* _Task requirements_:
Search the data for the string "Reach" and extract every line where it appears.

───── Given records

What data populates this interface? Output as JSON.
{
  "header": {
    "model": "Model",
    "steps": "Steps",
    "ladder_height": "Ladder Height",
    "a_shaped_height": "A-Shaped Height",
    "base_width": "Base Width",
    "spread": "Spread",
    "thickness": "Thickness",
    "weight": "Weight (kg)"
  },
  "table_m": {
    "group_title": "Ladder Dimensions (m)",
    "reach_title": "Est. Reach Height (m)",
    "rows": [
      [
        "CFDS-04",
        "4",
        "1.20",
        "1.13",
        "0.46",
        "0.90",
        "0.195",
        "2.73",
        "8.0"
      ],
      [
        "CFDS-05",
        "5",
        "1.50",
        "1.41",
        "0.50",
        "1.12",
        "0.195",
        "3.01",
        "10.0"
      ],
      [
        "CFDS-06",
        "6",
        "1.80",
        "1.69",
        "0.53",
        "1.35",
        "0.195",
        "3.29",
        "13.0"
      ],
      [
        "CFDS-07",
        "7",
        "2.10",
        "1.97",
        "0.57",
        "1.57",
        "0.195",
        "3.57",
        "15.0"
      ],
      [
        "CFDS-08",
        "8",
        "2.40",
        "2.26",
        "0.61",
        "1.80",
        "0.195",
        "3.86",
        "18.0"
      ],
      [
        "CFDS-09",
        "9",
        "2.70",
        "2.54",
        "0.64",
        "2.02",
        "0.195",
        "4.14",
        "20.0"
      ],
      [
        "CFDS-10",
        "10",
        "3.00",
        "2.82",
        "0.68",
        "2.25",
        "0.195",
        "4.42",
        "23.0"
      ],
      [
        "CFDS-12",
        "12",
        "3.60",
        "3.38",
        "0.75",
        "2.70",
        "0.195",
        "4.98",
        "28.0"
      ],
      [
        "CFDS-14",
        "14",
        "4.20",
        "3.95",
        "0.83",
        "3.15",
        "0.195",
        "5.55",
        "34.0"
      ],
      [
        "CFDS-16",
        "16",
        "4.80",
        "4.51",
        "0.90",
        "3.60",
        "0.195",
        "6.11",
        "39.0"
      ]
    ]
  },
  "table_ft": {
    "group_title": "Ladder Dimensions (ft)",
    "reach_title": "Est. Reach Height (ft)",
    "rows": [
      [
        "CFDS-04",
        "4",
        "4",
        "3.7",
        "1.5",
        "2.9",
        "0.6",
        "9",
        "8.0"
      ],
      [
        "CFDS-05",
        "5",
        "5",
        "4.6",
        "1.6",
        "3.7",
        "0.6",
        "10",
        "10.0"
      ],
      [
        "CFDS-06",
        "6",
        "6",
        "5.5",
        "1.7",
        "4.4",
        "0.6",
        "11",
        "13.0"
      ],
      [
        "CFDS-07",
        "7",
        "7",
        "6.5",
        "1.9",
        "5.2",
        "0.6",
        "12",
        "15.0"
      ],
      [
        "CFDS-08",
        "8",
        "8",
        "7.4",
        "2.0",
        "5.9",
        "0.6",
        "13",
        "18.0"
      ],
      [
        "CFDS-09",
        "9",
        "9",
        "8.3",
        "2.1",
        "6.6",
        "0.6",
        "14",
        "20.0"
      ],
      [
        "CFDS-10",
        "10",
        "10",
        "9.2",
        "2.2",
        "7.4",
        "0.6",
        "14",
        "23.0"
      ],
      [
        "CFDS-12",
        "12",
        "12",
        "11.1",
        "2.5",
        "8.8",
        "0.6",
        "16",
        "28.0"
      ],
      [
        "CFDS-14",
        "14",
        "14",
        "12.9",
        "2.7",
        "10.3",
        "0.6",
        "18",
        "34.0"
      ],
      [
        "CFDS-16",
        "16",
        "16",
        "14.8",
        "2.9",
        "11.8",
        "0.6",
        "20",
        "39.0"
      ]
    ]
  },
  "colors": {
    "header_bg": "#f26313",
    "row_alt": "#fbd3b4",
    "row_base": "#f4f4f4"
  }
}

──────────

* _Solution to this task_:
    "reach_title": "Est. Reach Height (m)",
    "reach_title": "Est. Reach Height (ft)",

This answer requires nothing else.